# Exercise description
Copy the records below exactly as they appear.

# Provided records
((
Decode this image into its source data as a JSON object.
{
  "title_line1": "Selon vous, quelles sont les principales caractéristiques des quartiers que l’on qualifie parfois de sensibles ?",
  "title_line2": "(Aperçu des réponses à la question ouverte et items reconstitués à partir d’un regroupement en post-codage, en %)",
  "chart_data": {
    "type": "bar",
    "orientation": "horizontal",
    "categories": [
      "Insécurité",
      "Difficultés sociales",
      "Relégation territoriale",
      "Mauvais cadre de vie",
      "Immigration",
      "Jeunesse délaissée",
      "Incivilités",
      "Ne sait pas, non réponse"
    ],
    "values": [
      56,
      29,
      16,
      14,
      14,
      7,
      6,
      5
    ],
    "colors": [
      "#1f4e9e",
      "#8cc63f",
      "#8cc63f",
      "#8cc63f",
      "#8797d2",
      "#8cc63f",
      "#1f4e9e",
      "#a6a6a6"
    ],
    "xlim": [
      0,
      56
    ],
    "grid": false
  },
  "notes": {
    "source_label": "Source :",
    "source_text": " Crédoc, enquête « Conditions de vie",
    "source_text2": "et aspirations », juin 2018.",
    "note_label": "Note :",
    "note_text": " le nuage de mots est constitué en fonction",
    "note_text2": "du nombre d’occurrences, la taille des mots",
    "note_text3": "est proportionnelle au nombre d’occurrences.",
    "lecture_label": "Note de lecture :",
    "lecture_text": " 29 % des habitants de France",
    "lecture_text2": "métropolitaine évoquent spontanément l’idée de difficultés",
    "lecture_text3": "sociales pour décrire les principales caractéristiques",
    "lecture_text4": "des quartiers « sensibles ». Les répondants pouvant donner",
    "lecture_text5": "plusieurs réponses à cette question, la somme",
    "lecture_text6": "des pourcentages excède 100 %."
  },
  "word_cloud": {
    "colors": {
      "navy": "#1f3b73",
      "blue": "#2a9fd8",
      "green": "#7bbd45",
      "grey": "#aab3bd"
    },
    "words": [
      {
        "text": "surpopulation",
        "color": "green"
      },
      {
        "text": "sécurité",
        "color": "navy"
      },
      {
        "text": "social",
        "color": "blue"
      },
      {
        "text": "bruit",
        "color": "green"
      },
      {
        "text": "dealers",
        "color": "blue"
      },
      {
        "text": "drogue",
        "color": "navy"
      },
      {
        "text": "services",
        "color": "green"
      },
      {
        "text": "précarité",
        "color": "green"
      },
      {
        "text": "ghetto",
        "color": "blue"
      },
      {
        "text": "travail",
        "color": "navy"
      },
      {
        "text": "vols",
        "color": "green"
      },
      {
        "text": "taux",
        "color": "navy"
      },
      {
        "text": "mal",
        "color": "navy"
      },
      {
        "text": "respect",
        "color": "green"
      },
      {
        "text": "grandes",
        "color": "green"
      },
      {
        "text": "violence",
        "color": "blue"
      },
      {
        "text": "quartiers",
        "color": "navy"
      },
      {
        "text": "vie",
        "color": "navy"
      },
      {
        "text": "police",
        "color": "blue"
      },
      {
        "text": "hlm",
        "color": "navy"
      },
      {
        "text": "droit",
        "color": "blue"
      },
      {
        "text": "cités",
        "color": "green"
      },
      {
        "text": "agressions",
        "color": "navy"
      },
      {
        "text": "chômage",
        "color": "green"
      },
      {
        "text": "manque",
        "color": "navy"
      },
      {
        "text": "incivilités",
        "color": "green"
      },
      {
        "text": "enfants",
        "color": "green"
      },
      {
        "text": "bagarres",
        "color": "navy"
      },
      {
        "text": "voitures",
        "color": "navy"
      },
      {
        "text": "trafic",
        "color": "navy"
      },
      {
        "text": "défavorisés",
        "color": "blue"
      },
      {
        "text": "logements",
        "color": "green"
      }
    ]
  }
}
))
# Solution for this task
Decode this image into its source data as a JSON object.
{
  "title_line1": "Selon vous, quelles sont les principales caractéristiques des quartiers que l’on qualifie parfois de sensibles ?",
  "title_line2": "(Aperçu des réponses à la question ouverte et items reconstitués à partir d’un regroupement en post-codage, en %)",
  "chart_data": {
    "type": "bar",
    "orientation": "horizontal",
    "categories": [
      "Insécurité",
      "Difficultés sociales",
      "Relégation territoriale",
      "Mauvais cadre de vie",
      "Immigration",
      "Jeunesse délaissée",
      "Incivilités",
      "Ne sait pas, non réponse"
    ],
    "values": [
      56,
      29,
      16,
      14,
      14,
      7,
      6,
      5
    ],
    "colors": [
      "#1f4e9e",
      "#8cc63f",
      "#8cc63f",
      "#8cc63f",
      "#8797d2",
      "#8cc63f",
      "#1f4e9e",
      "#a6a6a6"
    ],
    "xlim": [
      0,
      56
    ],
    "grid": false
  },
  "notes": {
    "source_label": "Source :",
    "source_text": " Crédoc, enquête « Conditions de vie",
    "source_text2": "et aspirations », juin 2018.",
    "note_label": "Note :",
    "note_text": " le nuage de mots est constitué en fonction",
    "note_text2": "du nombre d’occurrences, la taille des mots",
    "note_text3": "est proportionnelle au nombre d’occurrences.",
    "lecture_label": "Note de lecture :",
    "lecture_text": " 29 % des habitants de France",
    "lecture_text2": "métropolitaine évoquent spontanément l’idée de difficultés",
    "lecture_text3": "sociales pour décrire les principales caractéristiques",
    "lecture_text4": "des quartiers « sensibles ». Les répondants pouvant donner",
    "lecture_text5": "plusieurs réponses à cette question, la somme",
    "lecture_text6": "des pourcentages excède 100 %."
  },
  "word_cloud": {
    "colors": {
      "navy": "#1f3b73",
      "blue": "#2a9fd8",
      "green": "#7bbd45",
      "grey": "#aab3bd"
    },
    "words": [
      {
        "text": "surpopulation",
        "color": "green"
      },
      {
        "text": "sécurité",
        "color": "navy"
      },
      {
        "text": "social",
        "color": "blue"
      },
      {
        "text": "bruit",
        "color": "green"
      },
      {
        "text": "dealers",
        "color": "blue"
      },
      {
        "text": "drogue",
        "color": "navy"
      },
      {
        "text": "services",
        "color": "green"
      },
      {
        "text": "précarité",
        "color": "green"
      },
      {
        "text": "ghetto",
        "color": "blue"
      },
      {
        "text": "travail",
        "color": "navy"
      },
      {
        "text": "vols",
        "color": "green"
      },
      {
        "text": "taux",
        "color": "navy"
      },
      {
        "text": "mal",
        "color": "navy"
      },
      {
        "text": "respect",
        "color": "green"
      },
      {
        "text": "grandes",
        "color": "green"
      },
      {
        "text": "violence",
        "color": "blue"
      },
      {
        "text": "quartiers",
        "color": "navy"
      },
      {
        "text": "vie",
        "color": "navy"
      },
      {
        "text": "police",
        "color": "blue"
      },
      {
        "text": "hlm",
        "color": "navy"
      },
      {
        "text": "droit",
        "color": "blue"
      },
      {
        "text": "cités",
        "color": "green"
      },
      {
        "text": "agressions",
        "color": "navy"
      },
      {
        "text": "chômage",
        "color": "green"
      },
      {
        "text": "manque",
        "color": "navy"
      },
      {
        "text": "incivilités",
        "color": "green"
      },
      {
        "text": "enfants",
        "color": "green"
      },
      {
        "text": "bagarres",
        "color": "navy"
      },
      {
        "text": "voitures",
        "color": "navy"
      },
      {
        "text": "trafic",
        "color": "navy"
      },
      {
        "text": "défavorisés",
        "color": "blue"
      },
      {
        "text": "logements",
        "color": "green"
      }
    ]
  }
}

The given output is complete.